>> start

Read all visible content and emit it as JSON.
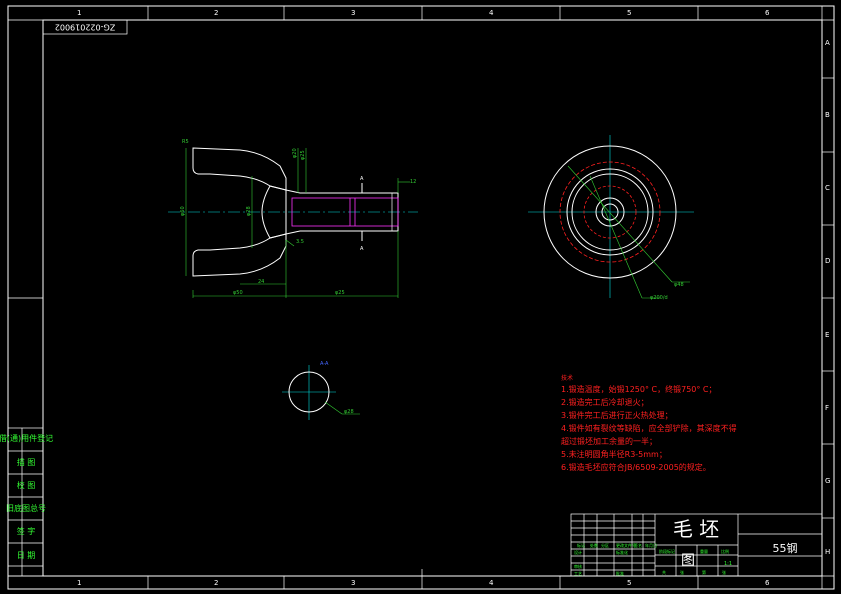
{
  "drawing_number": "ZG-022019002",
  "zone_numbers": [
    "1",
    "2",
    "3",
    "4",
    "5",
    "6"
  ],
  "zone_letters": [
    "A",
    "B",
    "C",
    "D",
    "E",
    "F",
    "G",
    "H"
  ],
  "sidebar_labels": [
    "借(通)用件登记",
    "描 图",
    "校 图",
    "旧底图总号",
    "签 字",
    "日 期"
  ],
  "notes": {
    "title": "技术",
    "lines": [
      "1.锻造温度，始锻1250° C，终锻750° C；",
      "2.锻造完工后冷却退火；",
      "3.锻件完工后进行正火热处理；",
      "4.锻件如有裂纹等缺陷，应全部铲除，其深度不得",
      "超过锻坯加工余量的一半；",
      "5.未注明圆角半径R3-5mm；",
      "6.锻造毛坯应符合JB/6509-2005的规定。"
    ]
  },
  "title_block": {
    "part_name": "毛 坯",
    "part_name_2": "图",
    "material": "55钢",
    "scale": "1:1",
    "small_labels": [
      "标记",
      "处数",
      "分区",
      "更改文件号",
      "签名",
      "年月日",
      "设计",
      "标准化",
      "阶段标记",
      "重量",
      "比例",
      "审核",
      "工艺",
      "批准",
      "共",
      "张",
      "第",
      "张"
    ]
  },
  "annotations": {
    "section_label": "A-A",
    "section_a_top": "A",
    "section_a_bottom": "A",
    "dim_left_1": "R5",
    "dim_bottom_1": "φ50",
    "dim_bottom_2": "24",
    "dim_bottom_3": "φ25",
    "dim_right_top": "12",
    "dim_hole": "3.5",
    "dim_top_1": "φ20",
    "dim_top_2": "φ25",
    "dim_vert_left": "φ60",
    "dim_vert_mid": "φ28",
    "dim_circle_1": "φ48",
    "dim_circle_2": "φ200/d",
    "dim_section": "φ28"
  },
  "colors": {
    "background": "#000000",
    "frame": "#ffffff",
    "dimension": "#33cc33",
    "centerline": "#00e0e0",
    "notes": "#ff2020",
    "hidden": "#ff33ff",
    "sidebar_text": "#33ff33"
  }
}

>> end

> **Exercise directions**
Can you repeat every record above exactly, apart from the pictures?

> **The result**
Read all visible content and emit it as JSON.
{
  "drawing_number": "ZG-022019002",
  "zone_numbers": [
    "1",
    "2",
    "3",
    "4",
    "5",
    "6"
  ],
  "zone_letters": [
    "A",
    "B",
    "C",
    "D",
    "E",
    "F",
    "G",
    "H"
  ],
  "sidebar_labels": [
    "借(通)用件登记",
    "描 图",
    "校 图",
    "旧底图总号",
    "签 字",
    "日 期"
  ],
  "notes": {
    "title": "技术",
    "lines": [
      "1.锻造温度，始锻1250° C，终锻750° C；",
      "2.锻造完工后冷却退火；",
      "3.锻件完工后进行正火热处理；",
      "4.锻件如有裂纹等缺陷，应全部铲除，其深度不得",
      "超过锻坯加工余量的一半；",
      "5.未注明圆角半径R3-5mm；",
      "6.锻造毛坯应符合JB/6509-2005的规定。"
    ]
  },
  "title_block": {
    "part_name": "毛 坯",
    "part_name_2": "图",
    "material": "55钢",
    "scale": "1:1",
    "small_labels": [
      "标记",
      "处数",
      "分区",
      "更改文件号",
      "签名",
      "年月日",
      "设计",
      "标准化",
      "阶段标记",
      "重量",
      "比例",
      "审核",
      "工艺",
      "批准",
      "共",
      "张",
      "第",
      "张"
    ]
  },
  "annotations": {
    "section_label": "A-A",
    "section_a_top": "A",
    "section_a_bottom": "A",
    "dim_left_1": "R5",
    "dim_bottom_1": "φ50",
    "dim_bottom_2": "24",
    "dim_bottom_3": "φ25",
    "dim_right_top": "12",
    "dim_hole": "3.5",
    "dim_top_1": "φ20",
    "dim_top_2": "φ25",
    "dim_vert_left": "φ60",
    "dim_vert_mid": "φ28",
    "dim_circle_1": "φ48",
    "dim_circle_2": "φ200/d",
    "dim_section": "φ28"
  },
  "colors": {
    "background": "#000000",
    "frame": "#ffffff",
    "dimension": "#33cc33",
    "centerline": "#00e0e0",
    "notes": "#ff2020",
    "hidden": "#ff33ff",
    "sidebar_text": "#33ff33"
  }
}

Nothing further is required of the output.